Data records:
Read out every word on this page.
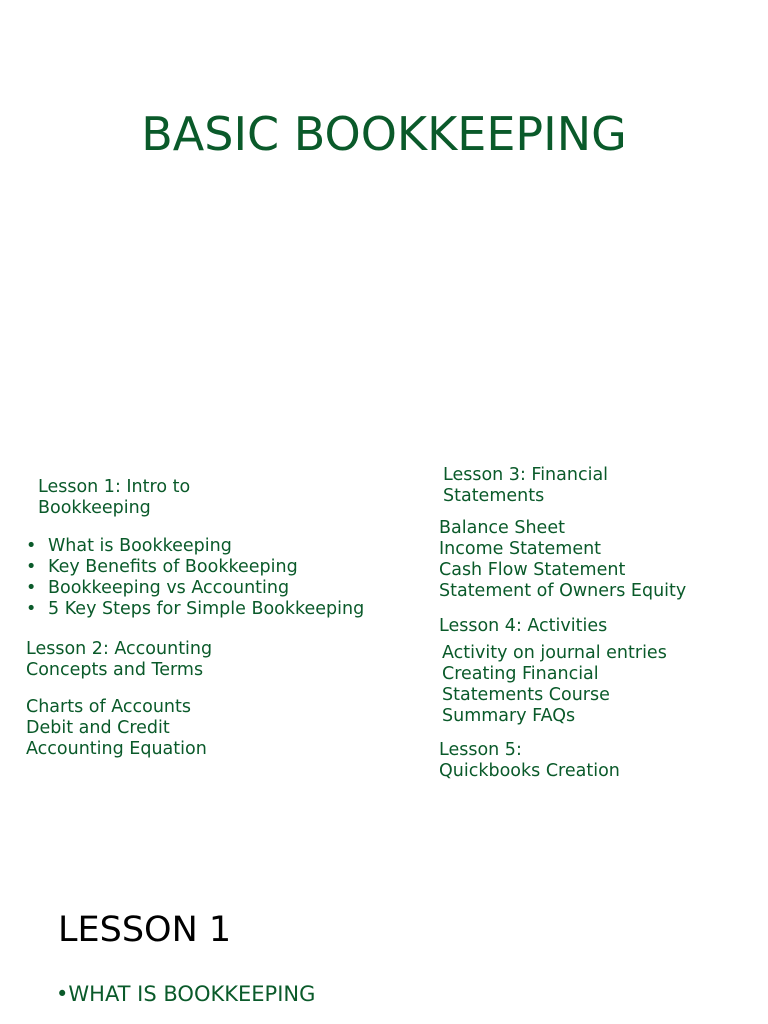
BASIC BOOKKEEPING
Lesson 1: Intro to
Bookkeeping
• What is Bookkeeping
• Key Benefits of Bookkeeping
• Bookkeeping vs Accounting
• 5 Key Steps for Simple Bookkeeping
Lesson 2: Accounting
Concepts and Terms
Charts of Accounts
Debit and Credit
Accounting Equation
Lesson 3: Financial
Statements
Balance Sheet
Income Statement
Cash Flow Statement
Statement of Owners Equity
Lesson 4: Activities
Activity on journal entries
Creating Financial
Statements Course
Summary FAQs
Lesson 5:
Quickbooks Creation
LESSON 1
•WHAT IS BOOKKEEPING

## Task directions
Leave out every line without the string "Accounting" and copy the rest.

## Response below
• Bookkeeping vs Accounting
Lesson 2: Accounting
Accounting Equation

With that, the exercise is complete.